#### GIVEN TASK
Restate the full set of records exactly, without adding or dropping a word.

Excerpt from a dataset:

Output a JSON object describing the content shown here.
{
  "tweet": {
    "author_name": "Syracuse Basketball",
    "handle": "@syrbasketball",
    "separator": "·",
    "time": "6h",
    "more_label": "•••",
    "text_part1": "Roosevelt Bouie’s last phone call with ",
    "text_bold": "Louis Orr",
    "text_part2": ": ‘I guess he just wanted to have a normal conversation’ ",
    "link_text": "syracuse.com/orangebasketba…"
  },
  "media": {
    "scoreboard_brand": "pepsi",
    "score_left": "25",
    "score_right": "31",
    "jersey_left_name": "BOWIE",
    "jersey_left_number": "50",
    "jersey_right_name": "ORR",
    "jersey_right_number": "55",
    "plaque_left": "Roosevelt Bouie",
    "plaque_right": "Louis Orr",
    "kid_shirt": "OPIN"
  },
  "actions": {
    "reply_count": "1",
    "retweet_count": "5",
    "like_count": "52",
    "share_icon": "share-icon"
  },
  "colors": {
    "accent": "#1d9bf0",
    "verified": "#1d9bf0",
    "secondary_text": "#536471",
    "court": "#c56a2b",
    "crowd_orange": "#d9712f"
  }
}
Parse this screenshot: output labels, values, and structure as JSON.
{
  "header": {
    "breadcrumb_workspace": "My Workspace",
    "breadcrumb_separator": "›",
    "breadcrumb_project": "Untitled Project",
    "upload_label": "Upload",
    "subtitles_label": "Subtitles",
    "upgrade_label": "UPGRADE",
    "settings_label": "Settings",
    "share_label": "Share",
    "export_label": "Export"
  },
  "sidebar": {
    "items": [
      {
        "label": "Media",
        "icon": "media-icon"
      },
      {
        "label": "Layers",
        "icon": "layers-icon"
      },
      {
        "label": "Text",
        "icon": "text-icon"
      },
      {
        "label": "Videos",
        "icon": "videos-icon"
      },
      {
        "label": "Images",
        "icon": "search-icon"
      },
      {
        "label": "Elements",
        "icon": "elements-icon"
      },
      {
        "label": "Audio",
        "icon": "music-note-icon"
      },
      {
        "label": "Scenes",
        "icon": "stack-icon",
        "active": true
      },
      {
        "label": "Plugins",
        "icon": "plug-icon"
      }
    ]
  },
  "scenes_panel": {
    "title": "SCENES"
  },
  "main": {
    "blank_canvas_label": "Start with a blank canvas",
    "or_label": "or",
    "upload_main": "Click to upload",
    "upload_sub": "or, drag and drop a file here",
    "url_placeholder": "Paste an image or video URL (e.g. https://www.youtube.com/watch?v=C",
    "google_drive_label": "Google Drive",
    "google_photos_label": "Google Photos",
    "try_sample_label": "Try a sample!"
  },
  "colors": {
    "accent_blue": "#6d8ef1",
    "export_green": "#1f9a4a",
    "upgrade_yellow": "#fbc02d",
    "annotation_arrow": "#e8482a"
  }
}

#### FULL RESPONSE
Output a JSON object describing the content shown here.
{
  "tweet": {
    "author_name": "Syracuse Basketball",
    "handle": "@syrbasketball",
    "separator": "·",
    "time": "6h",
    "more_label": "•••",
    "text_part1": "Roosevelt Bouie’s last phone call with ",
    "text_bold": "Louis Orr",
    "text_part2": ": ‘I guess he just wanted to have a normal conversation’ ",
    "link_text": "syracuse.com/orangebasketba…"
  },
  "media": {
    "scoreboard_brand": "pepsi",
    "score_left": "25",
    "score_right": "31",
    "jersey_left_name": "BOWIE",
    "jersey_left_number": "50",
    "jersey_right_name": "ORR",
    "jersey_right_number": "55",
    "plaque_left": "Roosevelt Bouie",
    "plaque_right": "Louis Orr",
    "kid_shirt": "OPIN"
  },
  "actions": {
    "reply_count": "1",
    "retweet_count": "5",
    "like_count": "52",
    "share_icon": "share-icon"
  },
  "colors": {
    "accent": "#1d9bf0",
    "verified": "#1d9bf0",
    "secondary_text": "#536471",
    "court": "#c56a2b",
    "crowd_orange": "#d9712f"
  }
}
Parse this screenshot: output labels, values, and structure as JSON.
{
  "header": {
    "breadcrumb_workspace": "My Workspace",
    "breadcrumb_separator": "›",
    "breadcrumb_project": "Untitled Project",
    "upload_label": "Upload",
    "subtitles_label": "Subtitles",
    "upgrade_label": "UPGRADE",
    "settings_label": "Settings",
    "share_label": "Share",
    "export_label": "Export"
  },
  "sidebar": {
    "items": [
      {
        "label": "Media",
        "icon": "media-icon"
      },
      {
        "label": "Layers",
        "icon": "layers-icon"
      },
      {
        "label": "Text",
        "icon": "text-icon"
      },
      {
        "label": "Videos",
        "icon": "videos-icon"
      },
      {
        "label": "Images",
        "icon": "search-icon"
      },
      {
        "label": "Elements",
        "icon": "elements-icon"
      },
      {
        "label": "Audio",
        "icon": "music-note-icon"
      },
      {
        "label": "Scenes",
        "icon": "stack-icon",
        "active": true
      },
      {
        "label": "Plugins",
        "icon": "plug-icon"
      }
    ]
  },
  "scenes_panel": {
    "title": "SCENES"
  },
  "main": {
    "blank_canvas_label": "Start with a blank canvas",
    "or_label": "or",
    "upload_main": "Click to upload",
    "upload_sub": "or, drag and drop a file here",
    "url_placeholder": "Paste an image or video URL (e.g. https://www.youtube.com/watch?v=C",
    "google_drive_label": "Google Drive",
    "google_photos_label": "Google Photos",
    "try_sample_label": "Try a sample!"
  },
  "colors": {
    "accent_blue": "#6d8ef1",
    "export_green": "#1f9a4a",
    "upgrade_yellow": "#fbc02d",
    "annotation_arrow": "#e8482a"
  }
}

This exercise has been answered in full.